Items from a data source
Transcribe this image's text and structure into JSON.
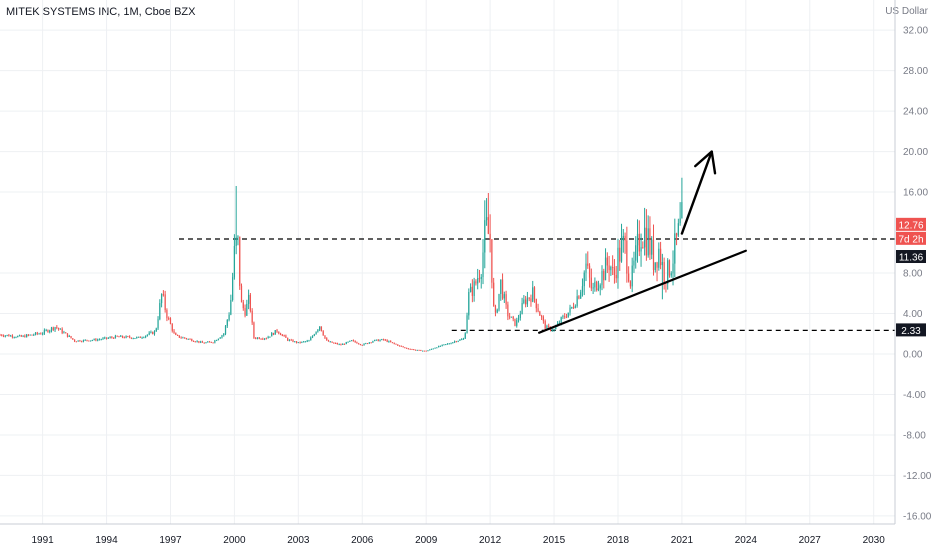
{
  "header": {
    "title": "MITEK SYSTEMS INC, 1M, Cboe BZX",
    "currency": "US Dollar"
  },
  "colors": {
    "up": "#26a69a",
    "down": "#ef5350",
    "grid": "#eef0f3",
    "axis": "#c8ccd4",
    "annotation": "#000000",
    "price_tag_red": "#ef5350",
    "price_tag_dark": "#131722"
  },
  "price_tags": {
    "last_price": "12.76",
    "countdown": "7d 2h",
    "resistance": "11.36",
    "support": "2.33"
  },
  "chart_data": {
    "type": "candlestick",
    "title": "MITEK SYSTEMS INC, 1M, Cboe BZX",
    "ylabel": "US Dollar",
    "ylim": [
      -16.8,
      33
    ],
    "xlim": [
      1989.0,
      2031.0
    ],
    "y_ticks": [
      "32.00",
      "28.00",
      "24.00",
      "20.00",
      "16.00",
      "8.00",
      "4.00",
      "0.00",
      "-4.00",
      "-8.00",
      "-12.00",
      "-16.00"
    ],
    "y_tick_values": [
      32,
      28,
      24,
      20,
      16,
      8,
      4,
      0,
      -4,
      -8,
      -12,
      -16
    ],
    "x_ticks": [
      "1991",
      "1994",
      "1997",
      "2000",
      "2003",
      "2006",
      "2009",
      "2012",
      "2015",
      "2018",
      "2021",
      "2024",
      "2027",
      "2030"
    ],
    "x_tick_values": [
      1991,
      1994,
      1997,
      2000,
      2003,
      2006,
      2009,
      2012,
      2015,
      2018,
      2021,
      2024,
      2027,
      2030
    ],
    "close_series": {
      "x": [
        1989.0,
        1990.0,
        1991.0,
        1991.6,
        1992.5,
        1993.5,
        1994.5,
        1995.5,
        1996.3,
        1996.6,
        1996.8,
        1997.2,
        1997.8,
        1998.5,
        1999.0,
        1999.5,
        1999.8,
        2000.0,
        2000.15,
        2000.3,
        2000.5,
        2000.7,
        2000.9,
        2001.5,
        2002.0,
        2002.5,
        2003.0,
        2003.5,
        2004.0,
        2004.3,
        2004.6,
        2005.0,
        2005.5,
        2006.0,
        2006.5,
        2007.0,
        2007.5,
        2008.0,
        2008.5,
        2009.0,
        2009.5,
        2010.0,
        2010.4,
        2010.8,
        2011.0,
        2011.3,
        2011.6,
        2011.8,
        2012.0,
        2012.2,
        2012.5,
        2012.8,
        2013.2,
        2013.6,
        2014.0,
        2014.3,
        2014.6,
        2015.0,
        2015.3,
        2015.8,
        2016.2,
        2016.5,
        2016.8,
        2017.0,
        2017.3,
        2017.6,
        2017.8,
        2018.0,
        2018.3,
        2018.6,
        2018.9,
        2019.1,
        2019.4,
        2019.7,
        2019.9,
        2020.2,
        2020.5,
        2020.8,
        2021.0
      ],
      "close": [
        1.9,
        1.7,
        2.1,
        2.7,
        1.3,
        1.4,
        1.7,
        1.6,
        2.2,
        6.0,
        4.0,
        1.8,
        1.5,
        1.1,
        1.2,
        2.0,
        4.5,
        9.8,
        11.4,
        5.0,
        4.2,
        5.5,
        1.6,
        1.6,
        2.3,
        1.4,
        1.1,
        1.3,
        2.8,
        1.3,
        1.1,
        0.9,
        1.3,
        0.9,
        1.3,
        1.4,
        1.0,
        0.6,
        0.4,
        0.3,
        0.7,
        1.0,
        1.3,
        1.5,
        5.8,
        6.8,
        9.0,
        12.3,
        11.5,
        3.1,
        7.0,
        4.0,
        2.9,
        5.2,
        6.0,
        4.1,
        2.6,
        2.4,
        3.3,
        4.4,
        6.2,
        8.7,
        6.1,
        7.1,
        8.0,
        9.2,
        7.5,
        9.6,
        10.8,
        7.0,
        10.2,
        12.5,
        11.5,
        9.0,
        10.5,
        7.6,
        8.9,
        11.4,
        12.76
      ]
    },
    "horizontal_levels": [
      {
        "price": 11.36,
        "x_start": 1997.4
      },
      {
        "price": 2.33,
        "x_start": 2010.2
      }
    ],
    "trendline": {
      "x": [
        2014.3,
        2024.0
      ],
      "y": [
        2.1,
        10.2
      ]
    },
    "arrow": {
      "x": [
        2021.0,
        2022.4
      ],
      "y": [
        11.9,
        20.0
      ]
    }
  }
}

* Instruction: Repeat every record above exactly, but leave out any pictures.

* Output of the exercise:
Transcribe this image's text and structure into JSON.
{
  "header": {
    "title": "MITEK SYSTEMS INC, 1M, Cboe BZX",
    "currency": "US Dollar"
  },
  "colors": {
    "up": "#26a69a",
    "down": "#ef5350",
    "grid": "#eef0f3",
    "axis": "#c8ccd4",
    "annotation": "#000000",
    "price_tag_red": "#ef5350",
    "price_tag_dark": "#131722"
  },
  "price_tags": {
    "last_price": "12.76",
    "countdown": "7d 2h",
    "resistance": "11.36",
    "support": "2.33"
  },
  "chart_data": {
    "type": "candlestick",
    "title": "MITEK SYSTEMS INC, 1M, Cboe BZX",
    "ylabel": "US Dollar",
    "ylim": [
      -16.8,
      33
    ],
    "xlim": [
      1989.0,
      2031.0
    ],
    "y_ticks": [
      "32.00",
      "28.00",
      "24.00",
      "20.00",
      "16.00",
      "8.00",
      "4.00",
      "0.00",
      "-4.00",
      "-8.00",
      "-12.00",
      "-16.00"
    ],
    "y_tick_values": [
      32,
      28,
      24,
      20,
      16,
      8,
      4,
      0,
      -4,
      -8,
      -12,
      -16
    ],
    "x_ticks": [
      "1991",
      "1994",
      "1997",
      "2000",
      "2003",
      "2006",
      "2009",
      "2012",
      "2015",
      "2018",
      "2021",
      "2024",
      "2027",
      "2030"
    ],
    "x_tick_values": [
      1991,
      1994,
      1997,
      2000,
      2003,
      2006,
      2009,
      2012,
      2015,
      2018,
      2021,
      2024,
      2027,
      2030
    ],
    "close_series": {
      "x": [
        1989.0,
        1990.0,
        1991.0,
        1991.6,
        1992.5,
        1993.5,
        1994.5,
        1995.5,
        1996.3,
        1996.6,
        1996.8,
        1997.2,
        1997.8,
        1998.5,
        1999.0,
        1999.5,
        1999.8,
        2000.0,
        2000.15,
        2000.3,
        2000.5,
        2000.7,
        2000.9,
        2001.5,
        2002.0,
        2002.5,
        2003.0,
        2003.5,
        2004.0,
        2004.3,
        2004.6,
        2005.0,
        2005.5,
        2006.0,
        2006.5,
        2007.0,
        2007.5,
        2008.0,
        2008.5,
        2009.0,
        2009.5,
        2010.0,
        2010.4,
        2010.8,
        2011.0,
        2011.3,
        2011.6,
        2011.8,
        2012.0,
        2012.2,
        2012.5,
        2012.8,
        2013.2,
        2013.6,
        2014.0,
        2014.3,
        2014.6,
        2015.0,
        2015.3,
        2015.8,
        2016.2,
        2016.5,
        2016.8,
        2017.0,
        2017.3,
        2017.6,
        2017.8,
        2018.0,
        2018.3,
        2018.6,
        2018.9,
        2019.1,
        2019.4,
        2019.7,
        2019.9,
        2020.2,
        2020.5,
        2020.8,
        2021.0
      ],
      "close": [
        1.9,
        1.7,
        2.1,
        2.7,
        1.3,
        1.4,
        1.7,
        1.6,
        2.2,
        6.0,
        4.0,
        1.8,
        1.5,
        1.1,
        1.2,
        2.0,
        4.5,
        9.8,
        11.4,
        5.0,
        4.2,
        5.5,
        1.6,
        1.6,
        2.3,
        1.4,
        1.1,
        1.3,
        2.8,
        1.3,
        1.1,
        0.9,
        1.3,
        0.9,
        1.3,
        1.4,
        1.0,
        0.6,
        0.4,
        0.3,
        0.7,
        1.0,
        1.3,
        1.5,
        5.8,
        6.8,
        9.0,
        12.3,
        11.5,
        3.1,
        7.0,
        4.0,
        2.9,
        5.2,
        6.0,
        4.1,
        2.6,
        2.4,
        3.3,
        4.4,
        6.2,
        8.7,
        6.1,
        7.1,
        8.0,
        9.2,
        7.5,
        9.6,
        10.8,
        7.0,
        10.2,
        12.5,
        11.5,
        9.0,
        10.5,
        7.6,
        8.9,
        11.4,
        12.76
      ]
    },
    "horizontal_levels": [
      {
        "price": 11.36,
        "x_start": 1997.4
      },
      {
        "price": 2.33,
        "x_start": 2010.2
      }
    ],
    "trendline": {
      "x": [
        2014.3,
        2024.0
      ],
      "y": [
        2.1,
        10.2
      ]
    },
    "arrow": {
      "x": [
        2021.0,
        2022.4
      ],
      "y": [
        11.9,
        20.0
      ]
    }
  }
}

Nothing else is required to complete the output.